WHAT TO PRODUCE | Present each line of the rows below as a JSON array of strings, one string per line, omitting any blank lines.

* * *

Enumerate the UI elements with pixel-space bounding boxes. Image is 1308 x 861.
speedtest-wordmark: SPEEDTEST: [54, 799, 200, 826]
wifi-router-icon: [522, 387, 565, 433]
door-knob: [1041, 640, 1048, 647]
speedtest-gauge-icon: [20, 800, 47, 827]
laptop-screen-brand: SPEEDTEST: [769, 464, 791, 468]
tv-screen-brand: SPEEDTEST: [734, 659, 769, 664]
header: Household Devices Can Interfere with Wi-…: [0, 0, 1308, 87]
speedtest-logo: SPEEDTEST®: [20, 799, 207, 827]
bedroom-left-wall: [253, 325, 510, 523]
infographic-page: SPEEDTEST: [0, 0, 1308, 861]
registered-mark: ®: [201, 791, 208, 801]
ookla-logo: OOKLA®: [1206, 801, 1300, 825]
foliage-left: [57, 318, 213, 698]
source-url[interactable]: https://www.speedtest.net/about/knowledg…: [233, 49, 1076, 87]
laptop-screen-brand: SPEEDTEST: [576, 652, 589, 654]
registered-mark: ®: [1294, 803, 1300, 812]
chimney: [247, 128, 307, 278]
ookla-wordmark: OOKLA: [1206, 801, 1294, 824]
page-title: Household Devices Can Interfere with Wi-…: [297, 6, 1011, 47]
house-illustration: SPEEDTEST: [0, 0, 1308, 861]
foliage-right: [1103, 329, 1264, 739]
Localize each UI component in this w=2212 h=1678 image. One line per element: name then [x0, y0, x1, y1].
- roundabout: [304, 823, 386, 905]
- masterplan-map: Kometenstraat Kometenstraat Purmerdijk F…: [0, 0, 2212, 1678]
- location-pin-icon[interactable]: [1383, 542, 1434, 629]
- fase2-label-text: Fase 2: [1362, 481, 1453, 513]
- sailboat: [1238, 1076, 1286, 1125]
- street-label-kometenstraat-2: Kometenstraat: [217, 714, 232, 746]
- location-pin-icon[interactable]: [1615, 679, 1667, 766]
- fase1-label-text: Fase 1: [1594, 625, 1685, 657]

* * *

SOLUTION TO THIS TASK |
[
  "Enumerate the UI elements with pixel-space bounding boxes. Image is 1308 x 861.",
  "speedtest-wordmark: SPEEDTEST: [54, 799, 200, 826]",
  "wifi-router-icon: [522, 387, 565, 433]",
  "door-knob: [1041, 640, 1048, 647]",
  "speedtest-gauge-icon: [20, 800, 47, 827]",
  "laptop-screen-brand: SPEEDTEST: [769, 464, 791, 468]",
  "tv-screen-brand: SPEEDTEST: [734, 659, 769, 664]",
  "header: Household Devices Can Interfere with Wi-…: [0, 0, 1308, 87]",
  "speedtest-logo: SPEEDTEST®: [20, 799, 207, 827]",
  "bedroom-left-wall: [253, 325, 510, 523]",
  "infographic-page: SPEEDTEST: [0, 0, 1308, 861]",
  "registered-mark: ®: [201, 791, 208, 801]",
  "ookla-logo: OOKLA®: [1206, 801, 1300, 825]",
  "foliage-left: [57, 318, 213, 698]",
  "source-url[interactable]: https://www.speedtest.net/about/knowledg…: [233, 49, 1076, 87]",
  "laptop-screen-brand: SPEEDTEST: [576, 652, 589, 654]",
  "registered-mark: ®: [1294, 803, 1300, 812]",
  "chimney: [247, 128, 307, 278]",
  "ookla-wordmark: OOKLA: [1206, 801, 1294, 824]",
  "page-title: Household Devices Can Interfere with Wi-…: [297, 6, 1011, 47]",
  "house-illustration: SPEEDTEST: [0, 0, 1308, 861]",
  "foliage-right: [1103, 329, 1264, 739]",
  "Localize each UI component in this w=2212 h=1678 image. One line per element: name then [x0, y0, x1, y1].",
  "- roundabout: [304, 823, 386, 905]",
  "- masterplan-map: Kometenstraat Kometenstraat Purmerdijk F…: [0, 0, 2212, 1678]",
  "- location-pin-icon[interactable]: [1383, 542, 1434, 629]",
  "- fase2-label-text: Fase 2: [1362, 481, 1453, 513]",
  "- sailboat: [1238, 1076, 1286, 1125]",
  "- street-label-kometenstraat-2: Kometenstraat: [217, 714, 232, 746]",
  "- location-pin-icon[interactable]: [1615, 679, 1667, 766]",
  "- fase1-label-text: Fase 1: [1594, 625, 1685, 657]"
]